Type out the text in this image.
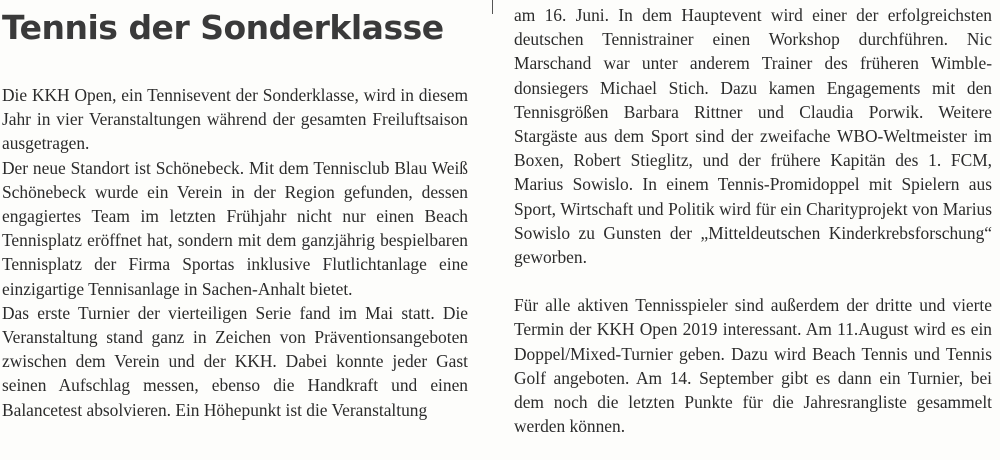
Tennis der Sonderklasse

Die KKH Open, ein Tennisevent der Sonderklasse, wird in diesem Jahr in vier Veranstaltungen während der gesamten Freiluftsaison ausgetragen.

Der neue Standort ist Schönebeck. Mit dem Tennisclub Blau Weiß Schönebeck wurde ein Verein in der Region gefunden, dessen engagiertes Team im letzten Frühjahr nicht nur einen Beach Tennisplatz eröffnet hat, sondern mit dem ganzjährig bespielbaren Tennisplatz der Firma Sportas inklusive Flutlichtanlage eine einzigartige Tennisanlage in Sachen-Anhalt bietet.

Das erste Turnier der vierteiligen Serie fand im Mai statt. Die Veranstaltung stand ganz in Zeichen von Präventionsangeboten zwischen dem Verein und der KKH. Dabei konnte jeder Gast seinen Aufschlag messen, ebenso die Handkraft und einen Balancetest absolvieren. Ein Höhepunkt ist die Veranstaltung

am 16. Juni. In dem Hauptevent wird einer der erfolgreichsten deutschen Tennistrainer einen Workshop durchführen. Nic Marschand war unter anderem Trainer des früheren Wimbledonsiegers Michael Stich. Dazu kamen Engagements mit den Tennisgrößen Barbara Rittner und Claudia Porwik. Weitere Stargäste aus dem Sport sind der zweifache WBO-Weltmeister im Boxen, Robert Stieglitz, und der frühere Kapitän des 1. FCM, Marius Sowislo. In einem Tennis-Promidoppel mit Spielern aus Sport, Wirtschaft und Politik wird für ein Charityprojekt von Marius Sowislo zu Gunsten der „Mitteldeutschen Kinderkrebsforschung“ geworben.

Für alle aktiven Tennisspieler sind außerdem der dritte und vierte Termin der KKH Open 2019 interessant. Am 11.August wird es ein Doppel/Mixed-Turnier geben. Dazu wird Beach Tennis und Tennis Golf angeboten. Am 14. September gibt es dann ein Turnier, bei dem noch die letzten Punkte für die Jahresrangliste gesammelt werden können.
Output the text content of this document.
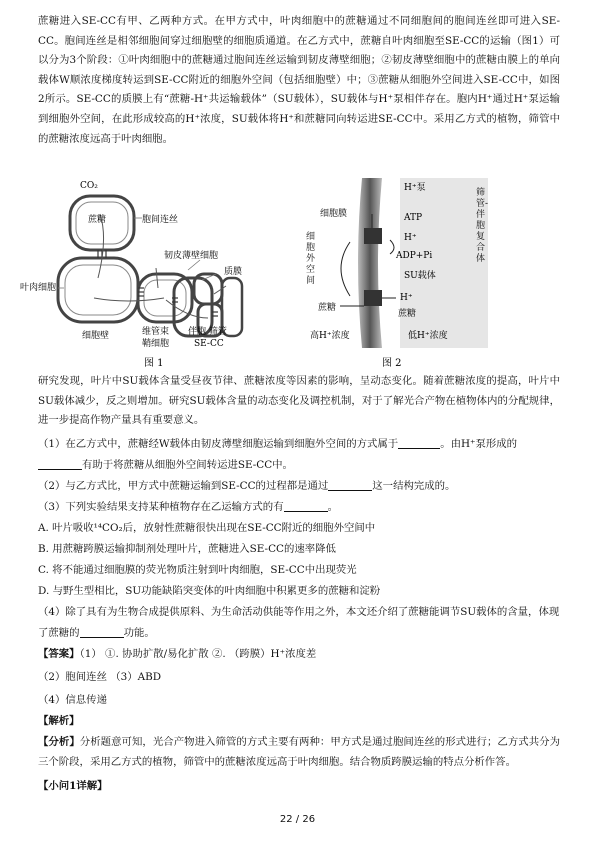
蔗糖进入SE-CC有甲、乙两种方式。在甲方式中，叶肉细胞中的蔗糖通过不同细胞间的胞间连丝即可进入SE-CC。胞间连丝是相邻细胞间穿过细胞壁的细胞质通道。在乙方式中，蔗糖自叶肉细胞至SE-CC的运输（图1）可以分为3个阶段：①叶肉细胞中的蔗糖通过胞间连丝运输到韧皮薄壁细胞；②韧皮薄壁细胞中的蔗糖由膜上的单向载体W顺浓度梯度转运到SE-CC附近的细胞外空间（包括细胞壁）中；③蔗糖从细胞外空间进入SE-CC中，如图2所示。SE-CC的质膜上有“蔗糖-H⁺共运输载体”（SU载体），SU载体与H⁺泵相伴存在。胞内H⁺通过H⁺泵运输到细胞外空间，在此形成较高的H⁺浓度，SU载体将H⁺和蔗糖同向转运进SE-CC中。采用乙方式的植物，筛管中的蔗糖浓度远高于叶肉细胞。

CO₂
蔗糖	胞间连丝
韧皮薄壁细胞
质膜
叶肉细胞
细胞壁	维管束
鞘细胞
伴胞 筛管
SE-CC
图 1
细胞膜
H⁺泵
ATP
H⁺
ADP+Pi
SU载体
H⁺
蔗糖
蔗糖
高H⁺浓度	低H⁺浓度
图 2
细胞外空间
筛管-伴胞复合体

研究发现，叶片中SU载体含量受昼夜节律、蔗糖浓度等因素的影响，呈动态变化。随着蔗糖浓度的提高，叶片中SU载体减少，反之则增加。研究SU载体含量的动态变化及调控机制，对于了解光合产物在植物体内的分配规律，进一步提高作物产量具有重要意义。

（1）在乙方式中，蔗糖经W载体由韧皮薄壁细胞运输到细胞外空间的方式属于	。由H⁺泵形成的
有助于将蔗糖从细胞外空间转运进SE-CC中。
（2）与乙方式比，甲方式中蔗糖运输到SE-CC的过程都是通过	这一结构完成的。
（3）下列实验结果支持某种植物存在乙运输方式的有	。
A. 叶片吸收¹⁴CO₂后，放射性蔗糖很快出现在SE-CC附近的细胞外空间中
B. 用蔗糖跨膜运输抑制剂处理叶片，蔗糖进入SE-CC的速率降低
C. 将不能通过细胞膜的荧光物质注射到叶肉细胞，SE-CC中出现荧光
D. 与野生型相比，SU功能缺陷突变体的叶肉细胞中积累更多的蔗糖和淀粉
（4）除了具有为生物合成提供原料、为生命活动供能等作用之外，本文还介绍了蔗糖能调节SU载体的含量，体现
了蔗糖的	功能。
【答案】（1） ①. 协助扩散/易化扩散 ②. （跨膜）H⁺浓度差
（2）胞间连丝 （3）ABD
（4）信息传递
【解析】

【分析】分析题意可知，光合产物进入筛管的方式主要有两种：甲方式是通过胞间连丝的形式进行；乙方式共分为三个阶段，采用乙方式的植物，筛管中的蔗糖浓度远高于叶肉细胞。结合物质跨膜运输的特点分析作答。

【小问1详解】
22 / 26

━━━━

STATED TASK:
With pictures left out, extract the lines from the one containing "Output the text content of this document." to the end of the material above, both included, exactly as written.

WRITTEN SOLUTION:
Output the text content of this document.
蔗糖进入SE-CC有甲、乙两种方式。在甲方式中，叶肉细胞中的蔗糖通过不同细胞间的胞间连丝即可进入SE-CC。胞间连丝是相邻细胞间穿过细胞壁的细胞质通道。在乙方式中，蔗糖自叶肉细胞至SE-CC的运输（图1）可以分为3个阶段：①叶肉细胞中的蔗糖通过胞间连丝运输到韧皮薄壁细胞；②韧皮薄壁细胞中的蔗糖由膜上的单向载体W顺浓度梯度转运到SE-CC附近的细胞外空间（包括细胞壁）中；③蔗糖从细胞外空间进入SE-CC中，如图2所示。SE-CC的质膜上有“蔗糖-H⁺共运输载体”（SU载体），SU载体与H⁺泵相伴存在。胞内H⁺通过H⁺泵运输到细胞外空间，在此形成较高的H⁺浓度，SU载体将H⁺和蔗糖同向转运进SE-CC中。采用乙方式的植物，筛管中的蔗糖浓度远高于叶肉细胞。

CO₂
蔗糖	胞间连丝
韧皮薄壁细胞
质膜
叶肉细胞
细胞壁	维管束
鞘细胞
伴胞 筛管
SE-CC
图 1
细胞膜
H⁺泵
ATP
H⁺
ADP+Pi
SU载体
H⁺
蔗糖
蔗糖
高H⁺浓度	低H⁺浓度
图 2
细胞外空间
筛管-伴胞复合体

研究发现，叶片中SU载体含量受昼夜节律、蔗糖浓度等因素的影响，呈动态变化。随着蔗糖浓度的提高，叶片中SU载体减少，反之则增加。研究SU载体含量的动态变化及调控机制，对于了解光合产物在植物体内的分配规律，进一步提高作物产量具有重要意义。

（1）在乙方式中，蔗糖经W载体由韧皮薄壁细胞运输到细胞外空间的方式属于	。由H⁺泵形成的
有助于将蔗糖从细胞外空间转运进SE-CC中。
（2）与乙方式比，甲方式中蔗糖运输到SE-CC的过程都是通过	这一结构完成的。
（3）下列实验结果支持某种植物存在乙运输方式的有	。
A. 叶片吸收¹⁴CO₂后，放射性蔗糖很快出现在SE-CC附近的细胞外空间中
B. 用蔗糖跨膜运输抑制剂处理叶片，蔗糖进入SE-CC的速率降低
C. 将不能通过细胞膜的荧光物质注射到叶肉细胞，SE-CC中出现荧光
D. 与野生型相比，SU功能缺陷突变体的叶肉细胞中积累更多的蔗糖和淀粉
（4）除了具有为生物合成提供原料、为生命活动供能等作用之外，本文还介绍了蔗糖能调节SU载体的含量，体现
了蔗糖的	功能。
【答案】（1） ①. 协助扩散/易化扩散 ②. （跨膜）H⁺浓度差
（2）胞间连丝 （3）ABD
（4）信息传递
【解析】

【分析】分析题意可知，光合产物进入筛管的方式主要有两种：甲方式是通过胞间连丝的形式进行；乙方式共分为三个阶段，采用乙方式的植物，筛管中的蔗糖浓度远高于叶肉细胞。结合物质跨膜运输的特点分析作答。

【小问1详解】
22 / 26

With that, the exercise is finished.